Task to carry out >> Write out each line word for word. Drop pictures.

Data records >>
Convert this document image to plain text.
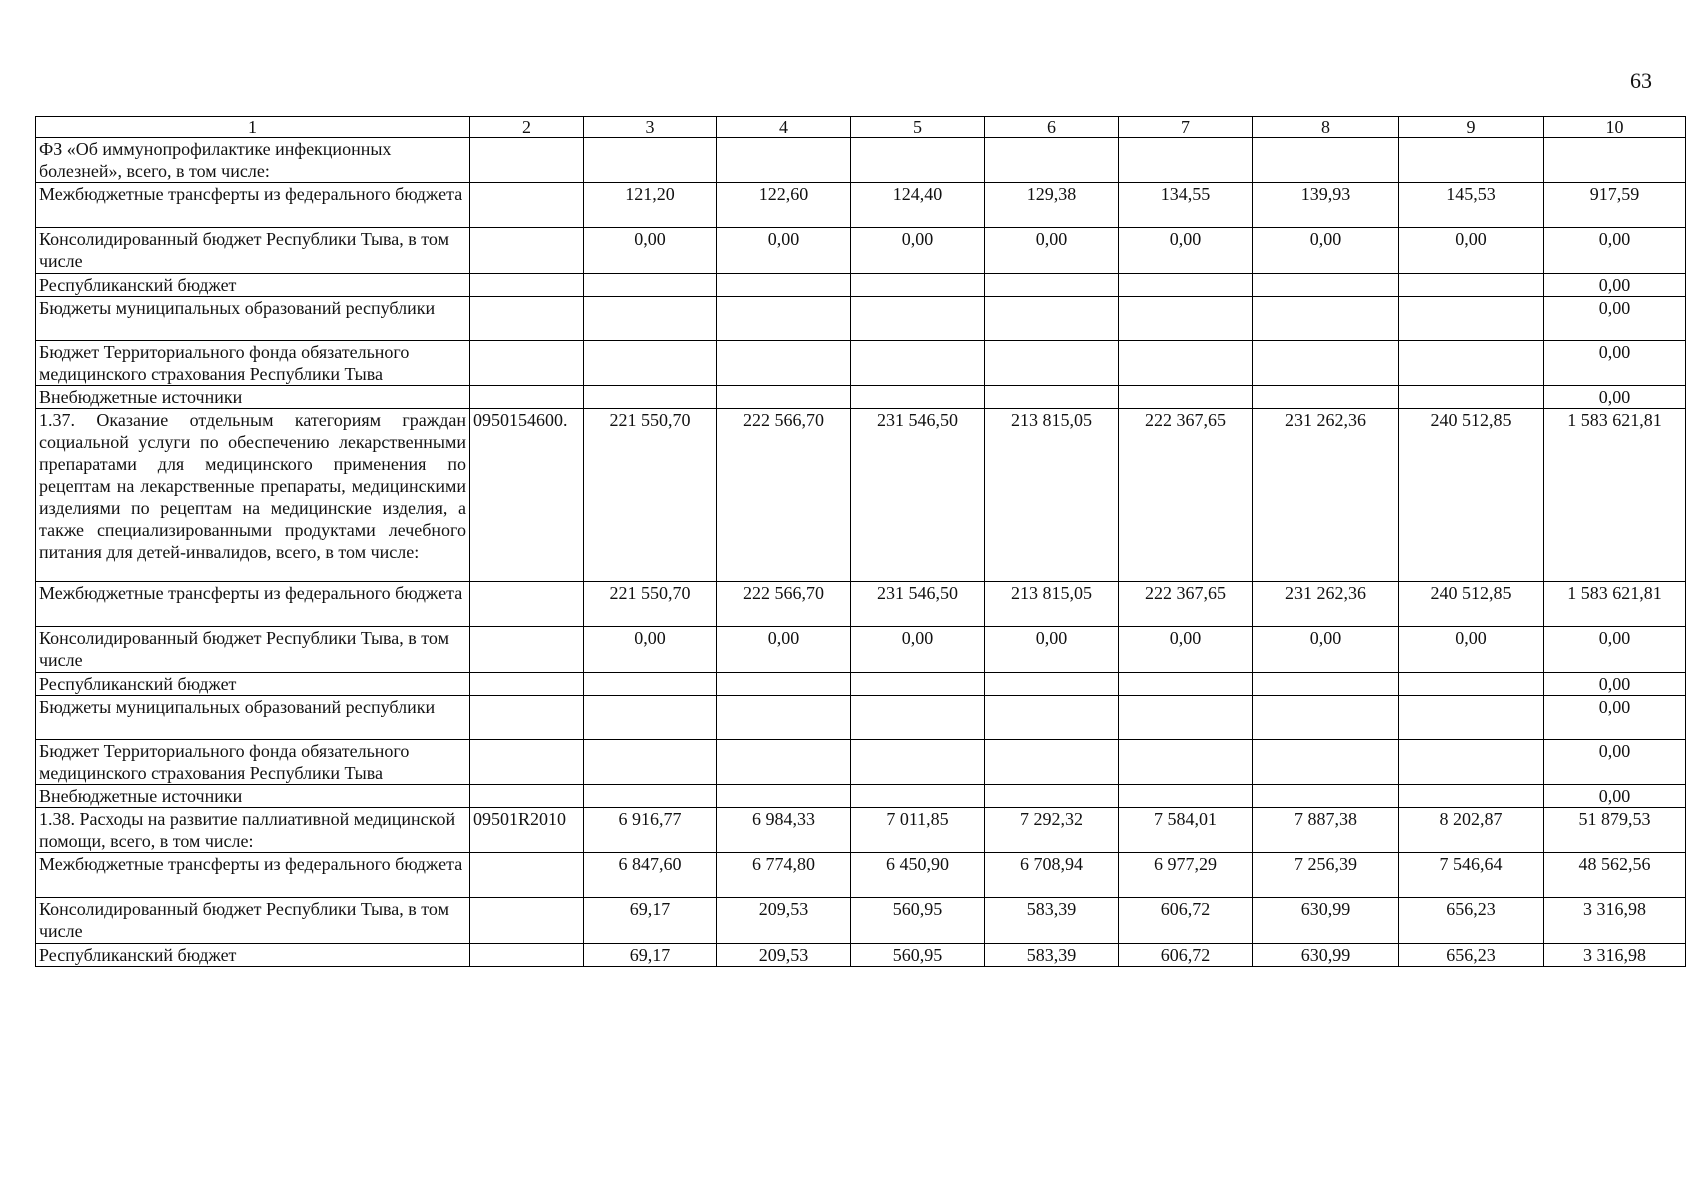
63
1	2	3	4	5	6	7	8	9	10
ФЗ «Об иммунопрофилактике инфекционных болезней», всего, в том числе:									
Межбюджетные трансферты из федерального бюджета		121,20	122,60	124,40	129,38	134,55	139,93	145,53	917,59
Консолидированный бюджет Республики Тыва, в том числе		0,00	0,00	0,00	0,00	0,00	0,00	0,00	0,00
Республиканский бюджет									0,00
Бюджеты муниципальных образований республики									0,00
Бюджет Территориального фонда обязательного медицинского страхования Республики Тыва									0,00
Внебюджетные источники									0,00
1.37. Оказание отдельным категориям граждан социальной услуги по обеспечению лекарственными препаратами для медицинского применения по рецептам на лекарственные препараты, медицинскими изделиями по рецептам на медицинские изделия, а также специализированными продуктами лечебного питания для детей-инвалидов, всего, в том числе:	0950154600.	221 550,70	222 566,70	231 546,50	213 815,05	222 367,65	231 262,36	240 512,85	1 583 621,81
Межбюджетные трансферты из федерального бюджета		221 550,70	222 566,70	231 546,50	213 815,05	222 367,65	231 262,36	240 512,85	1 583 621,81
Консолидированный бюджет Республики Тыва, в том числе		0,00	0,00	0,00	0,00	0,00	0,00	0,00	0,00
Республиканский бюджет									0,00
Бюджеты муниципальных образований республики									0,00
Бюджет Территориального фонда обязательного медицинского страхования Республики Тыва									0,00
Внебюджетные источники									0,00
1.38. Расходы на развитие паллиативной медицинской помощи, всего, в том числе:	09501R2010	6 916,77	6 984,33	7 011,85	7 292,32	7 584,01	7 887,38	8 202,87	51 879,53
Межбюджетные трансферты из федерального бюджета		6 847,60	6 774,80	6 450,90	6 708,94	6 977,29	7 256,39	7 546,64	48 562,56
Консолидированный бюджет Республики Тыва, в том числе		69,17	209,53	560,95	583,39	606,72	630,99	656,23	3 316,98
Республиканский бюджет		69,17	209,53	560,95	583,39	606,72	630,99	656,23	3 316,98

Final result >>
Convert this document image to plain text.
63
1	2	3	4	5	6	7	8	9	10
ФЗ «Об иммунопрофилактике инфекционных болезней», всего, в том числе:									
Межбюджетные трансферты из федерального бюджета		121,20	122,60	124,40	129,38	134,55	139,93	145,53	917,59
Консолидированный бюджет Республики Тыва, в том числе		0,00	0,00	0,00	0,00	0,00	0,00	0,00	0,00
Республиканский бюджет									0,00
Бюджеты муниципальных образований республики									0,00
Бюджет Территориального фонда обязательного медицинского страхования Республики Тыва									0,00
Внебюджетные источники									0,00
1.37. Оказание отдельным категориям граждан социальной услуги по обеспечению лекарственными препаратами для медицинского применения по рецептам на лекарственные препараты, медицинскими изделиями по рецептам на медицинские изделия, а также специализированными продуктами лечебного питания для детей-инвалидов, всего, в том числе:	0950154600.	221 550,70	222 566,70	231 546,50	213 815,05	222 367,65	231 262,36	240 512,85	1 583 621,81
Межбюджетные трансферты из федерального бюджета		221 550,70	222 566,70	231 546,50	213 815,05	222 367,65	231 262,36	240 512,85	1 583 621,81
Консолидированный бюджет Республики Тыва, в том числе		0,00	0,00	0,00	0,00	0,00	0,00	0,00	0,00
Республиканский бюджет									0,00
Бюджеты муниципальных образований республики									0,00
Бюджет Территориального фонда обязательного медицинского страхования Республики Тыва									0,00
Внебюджетные источники									0,00
1.38. Расходы на развитие паллиативной медицинской помощи, всего, в том числе:	09501R2010	6 916,77	6 984,33	7 011,85	7 292,32	7 584,01	7 887,38	8 202,87	51 879,53
Межбюджетные трансферты из федерального бюджета		6 847,60	6 774,80	6 450,90	6 708,94	6 977,29	7 256,39	7 546,64	48 562,56
Консолидированный бюджет Республики Тыва, в том числе		69,17	209,53	560,95	583,39	606,72	630,99	656,23	3 316,98
Республиканский бюджет		69,17	209,53	560,95	583,39	606,72	630,99	656,23	3 316,98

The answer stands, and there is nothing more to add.